Work required ::
Locate each line of the material that contains "comme", then return it.

★ ★ ★

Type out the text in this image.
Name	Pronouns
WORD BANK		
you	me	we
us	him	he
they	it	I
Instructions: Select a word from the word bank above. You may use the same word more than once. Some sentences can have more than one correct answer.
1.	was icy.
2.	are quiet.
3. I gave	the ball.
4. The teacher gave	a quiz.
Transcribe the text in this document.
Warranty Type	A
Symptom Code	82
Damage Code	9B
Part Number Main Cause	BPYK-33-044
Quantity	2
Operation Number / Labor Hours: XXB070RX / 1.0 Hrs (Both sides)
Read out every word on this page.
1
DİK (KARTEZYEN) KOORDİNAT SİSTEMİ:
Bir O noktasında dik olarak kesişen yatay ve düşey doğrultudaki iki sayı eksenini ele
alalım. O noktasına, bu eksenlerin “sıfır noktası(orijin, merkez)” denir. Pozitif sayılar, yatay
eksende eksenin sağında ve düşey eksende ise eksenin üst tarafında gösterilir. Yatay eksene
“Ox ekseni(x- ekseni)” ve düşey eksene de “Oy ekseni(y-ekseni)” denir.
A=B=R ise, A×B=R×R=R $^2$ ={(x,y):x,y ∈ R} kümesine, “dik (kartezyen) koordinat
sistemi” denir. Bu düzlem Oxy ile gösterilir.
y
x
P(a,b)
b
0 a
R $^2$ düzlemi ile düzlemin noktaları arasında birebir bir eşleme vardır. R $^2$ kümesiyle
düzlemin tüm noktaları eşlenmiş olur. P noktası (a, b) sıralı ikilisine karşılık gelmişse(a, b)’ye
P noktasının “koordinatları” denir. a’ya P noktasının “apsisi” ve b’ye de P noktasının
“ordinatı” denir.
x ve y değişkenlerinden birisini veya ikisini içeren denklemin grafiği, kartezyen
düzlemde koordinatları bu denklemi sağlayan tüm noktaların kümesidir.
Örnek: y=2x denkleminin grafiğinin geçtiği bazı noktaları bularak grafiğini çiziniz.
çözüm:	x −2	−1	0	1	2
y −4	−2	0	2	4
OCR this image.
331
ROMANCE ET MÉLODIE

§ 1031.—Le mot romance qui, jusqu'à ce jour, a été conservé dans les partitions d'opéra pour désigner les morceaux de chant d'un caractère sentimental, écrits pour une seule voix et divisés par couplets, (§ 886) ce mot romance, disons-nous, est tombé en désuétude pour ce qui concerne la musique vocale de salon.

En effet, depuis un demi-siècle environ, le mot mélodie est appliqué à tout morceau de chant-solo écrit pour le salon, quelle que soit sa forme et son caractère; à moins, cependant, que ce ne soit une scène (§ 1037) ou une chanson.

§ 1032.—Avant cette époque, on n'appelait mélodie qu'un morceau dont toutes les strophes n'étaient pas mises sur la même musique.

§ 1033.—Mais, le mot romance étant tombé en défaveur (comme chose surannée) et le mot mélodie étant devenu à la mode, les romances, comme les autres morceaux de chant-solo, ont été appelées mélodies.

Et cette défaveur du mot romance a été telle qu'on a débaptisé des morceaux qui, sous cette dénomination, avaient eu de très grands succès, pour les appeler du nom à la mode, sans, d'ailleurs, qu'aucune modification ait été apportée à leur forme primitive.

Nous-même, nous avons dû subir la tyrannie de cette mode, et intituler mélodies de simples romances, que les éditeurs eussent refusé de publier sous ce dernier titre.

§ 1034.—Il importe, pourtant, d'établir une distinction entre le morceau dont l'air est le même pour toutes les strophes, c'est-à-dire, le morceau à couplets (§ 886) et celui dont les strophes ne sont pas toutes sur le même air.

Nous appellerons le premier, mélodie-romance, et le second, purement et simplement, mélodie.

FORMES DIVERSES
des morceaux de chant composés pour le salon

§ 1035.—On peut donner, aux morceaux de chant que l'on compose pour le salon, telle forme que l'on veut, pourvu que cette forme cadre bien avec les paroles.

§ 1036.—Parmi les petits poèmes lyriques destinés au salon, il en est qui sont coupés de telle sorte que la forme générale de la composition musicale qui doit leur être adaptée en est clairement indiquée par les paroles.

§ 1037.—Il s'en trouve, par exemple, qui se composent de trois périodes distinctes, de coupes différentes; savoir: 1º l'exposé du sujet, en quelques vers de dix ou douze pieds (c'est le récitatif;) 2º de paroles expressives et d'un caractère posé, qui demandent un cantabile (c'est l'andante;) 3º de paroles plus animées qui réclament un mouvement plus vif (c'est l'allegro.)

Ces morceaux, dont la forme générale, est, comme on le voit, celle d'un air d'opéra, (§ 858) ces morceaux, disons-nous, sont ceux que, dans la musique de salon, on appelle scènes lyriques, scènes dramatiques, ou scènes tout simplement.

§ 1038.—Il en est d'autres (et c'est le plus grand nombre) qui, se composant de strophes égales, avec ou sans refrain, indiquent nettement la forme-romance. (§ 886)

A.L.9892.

★ ★ ★

The output ::
§ 1033.—Mais, le mot romance étant tombé en défaveur (comme chose surannée) et le mot mélodie étant devenu à la mode, les romances, comme les autres morceaux de chant-solo, ont été appelées mélodies.
Ces morceaux, dont la forme générale, est, comme on le voit, celle d'un air d'opéra, (§ 858) ces morceaux, disons-nous, sont ceux que, dans la musique de salon, on appelle scènes lyriques, scènes dramatiques, ou scènes tout simplement.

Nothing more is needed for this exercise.